USING THE INFORMATION:
• a. Output the passage on Piccinni's Atys word for word, beginning at the words "Atys is a tragédie" and stopping after the words "which it ends.".
• b. In the passage on Piccinni's Atys, which two parts of Quinault's libretto did Marmontel remove?
• c. Supply the next part of the passage on Piccinni's opera Atys, starting after its final sentence.

Tragédie lyrique in three acts by Niccolò Piccinni

Atys is a tragédie lyrique in three acts by Niccolò Piccinni with a French libretto by Jean-François Marmontel. Marmontel's libretto was based on Philippe Quinault's libretto for Jean-Baptiste Lully's 1676 opera of the same title. Quinault based his rendition on Ovid's Fasti. Marmontel adapted Quinault's libretto and modified it by removing the prologue and divertissements. He also altered the plot; instead of using Ovid's metamorphic ending (which Quinault used), Atys commits suicide. Piccinni's opera was premiered by the Paris Opera at the second Salle du Palais-Royal on 22 February 1780. Musically the opera is admired for its fugal overture, the dream sequence in act 2, the long quartet at the dramatic climax, and the somber dirge with which it ends.

[Page segmentation data]
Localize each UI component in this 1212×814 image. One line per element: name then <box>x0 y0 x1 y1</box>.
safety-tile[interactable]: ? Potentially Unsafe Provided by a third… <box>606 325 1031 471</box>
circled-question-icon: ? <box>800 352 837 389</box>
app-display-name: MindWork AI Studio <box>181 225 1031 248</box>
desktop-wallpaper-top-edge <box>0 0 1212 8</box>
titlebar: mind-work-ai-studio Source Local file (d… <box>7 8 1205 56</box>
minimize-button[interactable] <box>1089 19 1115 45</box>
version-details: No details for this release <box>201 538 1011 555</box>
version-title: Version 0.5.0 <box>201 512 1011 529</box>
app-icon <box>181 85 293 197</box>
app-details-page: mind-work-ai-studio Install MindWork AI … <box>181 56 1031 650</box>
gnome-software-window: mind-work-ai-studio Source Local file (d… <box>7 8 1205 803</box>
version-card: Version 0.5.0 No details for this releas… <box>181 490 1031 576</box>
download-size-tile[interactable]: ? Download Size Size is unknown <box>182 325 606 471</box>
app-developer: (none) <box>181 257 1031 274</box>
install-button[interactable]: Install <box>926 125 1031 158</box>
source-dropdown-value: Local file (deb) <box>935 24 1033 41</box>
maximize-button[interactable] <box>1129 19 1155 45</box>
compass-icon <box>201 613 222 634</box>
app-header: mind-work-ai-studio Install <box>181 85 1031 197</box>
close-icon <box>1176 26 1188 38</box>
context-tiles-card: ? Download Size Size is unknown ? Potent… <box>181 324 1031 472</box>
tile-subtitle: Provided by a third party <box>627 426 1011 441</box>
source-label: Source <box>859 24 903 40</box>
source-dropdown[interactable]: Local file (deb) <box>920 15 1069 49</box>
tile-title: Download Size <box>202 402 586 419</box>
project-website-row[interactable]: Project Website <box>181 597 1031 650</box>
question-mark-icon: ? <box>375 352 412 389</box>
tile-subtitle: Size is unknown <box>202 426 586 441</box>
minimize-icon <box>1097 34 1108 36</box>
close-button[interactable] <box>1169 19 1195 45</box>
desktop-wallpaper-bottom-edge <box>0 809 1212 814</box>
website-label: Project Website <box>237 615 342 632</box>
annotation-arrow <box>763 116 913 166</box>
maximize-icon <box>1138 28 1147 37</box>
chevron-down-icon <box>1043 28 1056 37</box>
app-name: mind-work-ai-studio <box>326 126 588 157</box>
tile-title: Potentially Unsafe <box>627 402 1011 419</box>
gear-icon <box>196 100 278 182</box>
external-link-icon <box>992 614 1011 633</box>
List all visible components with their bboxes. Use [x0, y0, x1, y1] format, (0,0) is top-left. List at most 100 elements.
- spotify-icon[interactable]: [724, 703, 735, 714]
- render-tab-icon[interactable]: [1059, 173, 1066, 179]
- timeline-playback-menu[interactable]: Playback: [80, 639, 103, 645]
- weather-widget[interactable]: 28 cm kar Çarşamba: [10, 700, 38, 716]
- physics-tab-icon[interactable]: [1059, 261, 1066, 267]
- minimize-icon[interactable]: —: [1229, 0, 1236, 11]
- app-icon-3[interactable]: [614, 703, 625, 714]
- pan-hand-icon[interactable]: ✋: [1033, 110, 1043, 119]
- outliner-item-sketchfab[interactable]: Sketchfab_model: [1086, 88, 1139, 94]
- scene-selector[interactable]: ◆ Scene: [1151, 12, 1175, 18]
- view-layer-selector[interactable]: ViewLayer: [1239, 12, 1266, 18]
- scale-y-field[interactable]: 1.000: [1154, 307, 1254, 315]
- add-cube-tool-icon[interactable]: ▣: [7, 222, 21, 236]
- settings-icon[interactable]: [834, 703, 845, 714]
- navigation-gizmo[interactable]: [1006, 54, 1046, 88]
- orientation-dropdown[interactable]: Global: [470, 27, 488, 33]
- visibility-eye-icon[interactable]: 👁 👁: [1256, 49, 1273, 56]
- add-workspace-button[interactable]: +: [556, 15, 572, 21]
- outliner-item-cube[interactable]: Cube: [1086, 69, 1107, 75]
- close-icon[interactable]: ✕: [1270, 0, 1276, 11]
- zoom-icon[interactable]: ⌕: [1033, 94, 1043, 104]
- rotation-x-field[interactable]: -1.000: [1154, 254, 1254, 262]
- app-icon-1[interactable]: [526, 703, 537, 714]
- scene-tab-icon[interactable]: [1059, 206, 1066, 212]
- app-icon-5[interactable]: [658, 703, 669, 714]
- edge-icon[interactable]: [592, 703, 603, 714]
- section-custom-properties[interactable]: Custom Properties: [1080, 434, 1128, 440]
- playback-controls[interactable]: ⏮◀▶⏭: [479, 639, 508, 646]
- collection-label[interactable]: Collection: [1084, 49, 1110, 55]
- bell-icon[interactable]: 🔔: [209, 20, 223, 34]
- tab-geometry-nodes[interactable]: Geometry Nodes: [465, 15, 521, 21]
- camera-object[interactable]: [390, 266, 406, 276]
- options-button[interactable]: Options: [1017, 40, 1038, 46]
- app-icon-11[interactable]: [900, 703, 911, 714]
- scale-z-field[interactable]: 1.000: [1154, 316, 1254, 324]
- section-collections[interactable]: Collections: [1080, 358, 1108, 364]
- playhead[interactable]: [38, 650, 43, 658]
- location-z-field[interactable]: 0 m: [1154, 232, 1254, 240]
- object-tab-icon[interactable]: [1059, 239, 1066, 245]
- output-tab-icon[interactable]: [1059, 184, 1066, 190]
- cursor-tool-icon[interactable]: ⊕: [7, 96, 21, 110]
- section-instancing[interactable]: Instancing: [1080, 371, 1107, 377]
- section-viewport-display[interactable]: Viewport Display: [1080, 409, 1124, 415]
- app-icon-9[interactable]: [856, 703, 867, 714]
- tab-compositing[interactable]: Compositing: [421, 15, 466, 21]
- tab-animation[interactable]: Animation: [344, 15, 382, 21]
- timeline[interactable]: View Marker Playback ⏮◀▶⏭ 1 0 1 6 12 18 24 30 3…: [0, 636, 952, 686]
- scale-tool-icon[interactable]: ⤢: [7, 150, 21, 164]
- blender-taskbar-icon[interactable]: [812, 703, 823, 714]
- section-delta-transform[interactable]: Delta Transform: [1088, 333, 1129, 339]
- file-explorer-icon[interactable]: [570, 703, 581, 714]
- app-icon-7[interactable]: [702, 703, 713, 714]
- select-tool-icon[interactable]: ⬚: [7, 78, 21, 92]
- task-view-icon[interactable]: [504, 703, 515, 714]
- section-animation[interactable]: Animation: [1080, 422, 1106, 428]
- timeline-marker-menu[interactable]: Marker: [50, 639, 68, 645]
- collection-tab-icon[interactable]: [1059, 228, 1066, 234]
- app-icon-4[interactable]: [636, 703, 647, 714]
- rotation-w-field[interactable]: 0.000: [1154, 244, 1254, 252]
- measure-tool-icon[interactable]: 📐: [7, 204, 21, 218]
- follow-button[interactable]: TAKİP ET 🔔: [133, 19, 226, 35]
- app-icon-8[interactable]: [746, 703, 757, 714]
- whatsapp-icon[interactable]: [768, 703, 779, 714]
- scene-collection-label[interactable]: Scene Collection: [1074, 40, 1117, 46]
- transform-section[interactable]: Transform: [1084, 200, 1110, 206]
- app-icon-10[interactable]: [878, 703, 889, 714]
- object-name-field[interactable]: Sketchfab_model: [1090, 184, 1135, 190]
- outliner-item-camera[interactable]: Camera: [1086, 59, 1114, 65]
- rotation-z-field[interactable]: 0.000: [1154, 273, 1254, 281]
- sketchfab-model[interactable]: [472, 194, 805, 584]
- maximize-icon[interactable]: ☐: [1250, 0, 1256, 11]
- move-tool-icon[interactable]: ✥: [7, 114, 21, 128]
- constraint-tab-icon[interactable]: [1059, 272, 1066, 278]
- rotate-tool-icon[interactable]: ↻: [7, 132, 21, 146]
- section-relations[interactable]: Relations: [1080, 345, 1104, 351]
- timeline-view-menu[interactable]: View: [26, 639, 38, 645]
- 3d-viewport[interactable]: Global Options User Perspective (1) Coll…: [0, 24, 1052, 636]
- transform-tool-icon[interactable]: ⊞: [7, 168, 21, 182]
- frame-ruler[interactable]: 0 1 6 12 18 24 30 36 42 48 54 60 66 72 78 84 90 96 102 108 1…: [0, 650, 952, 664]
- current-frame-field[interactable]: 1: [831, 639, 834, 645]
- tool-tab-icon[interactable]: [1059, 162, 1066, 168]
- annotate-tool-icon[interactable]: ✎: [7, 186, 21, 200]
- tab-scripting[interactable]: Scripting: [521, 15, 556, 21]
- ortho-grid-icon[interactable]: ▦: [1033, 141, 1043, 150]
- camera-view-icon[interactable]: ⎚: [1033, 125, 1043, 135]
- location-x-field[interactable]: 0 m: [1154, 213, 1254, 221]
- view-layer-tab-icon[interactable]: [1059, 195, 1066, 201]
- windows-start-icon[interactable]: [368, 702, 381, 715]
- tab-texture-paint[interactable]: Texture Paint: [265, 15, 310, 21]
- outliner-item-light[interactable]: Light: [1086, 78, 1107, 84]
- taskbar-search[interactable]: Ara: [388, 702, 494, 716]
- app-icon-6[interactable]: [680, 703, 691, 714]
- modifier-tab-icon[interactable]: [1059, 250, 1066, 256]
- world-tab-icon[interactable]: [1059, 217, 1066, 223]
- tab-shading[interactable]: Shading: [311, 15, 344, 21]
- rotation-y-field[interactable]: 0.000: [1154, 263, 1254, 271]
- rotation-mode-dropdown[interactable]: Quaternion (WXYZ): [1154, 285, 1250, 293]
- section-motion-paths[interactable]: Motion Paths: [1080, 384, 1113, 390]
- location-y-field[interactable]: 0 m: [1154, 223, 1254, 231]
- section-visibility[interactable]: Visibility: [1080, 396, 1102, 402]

ANSWERS TO THE TASKS:
• a.
Atys is a tragédie lyrique in three acts by Niccolò Piccinni with a French libretto by Jean-François Marmontel. Marmontel's libretto was based on Philippe Quinault's libretto for Jean-Baptiste Lully's 1676 opera of the same title. Quinault based his rendition on Ovid's Fasti. Marmontel adapted Quinault's libretto and modified it by removing the prologue and divertissements. He also altered the plot; instead of using Ovid's metamorphic ending (which Quinault used), Atys commits suicide. Piccinni's opera was premiered by the Paris Opera at the second Salle du Palais-Royal on 22 February 1780. Musically the opera is admired for its fugal overture, the dream sequence in act 2, the long quartet at the dramatic climax, and the somber dirge with which it ends.

• b. The prologue and the divertissements.

• c.
In 1783, a second version of the opera was produced by Piccinni and Marmontel. In order to satisfy the prevailing trends in opera, they changed the ending to a lieto fine, or happy ending, by rewriting entire sections of the original opera. In this second version Atys was returned to the stage of the Opéra in 1783, 1784, 1791 and 1792. In all, it was mounted at the Opéra on 65 dates before being dropped for good.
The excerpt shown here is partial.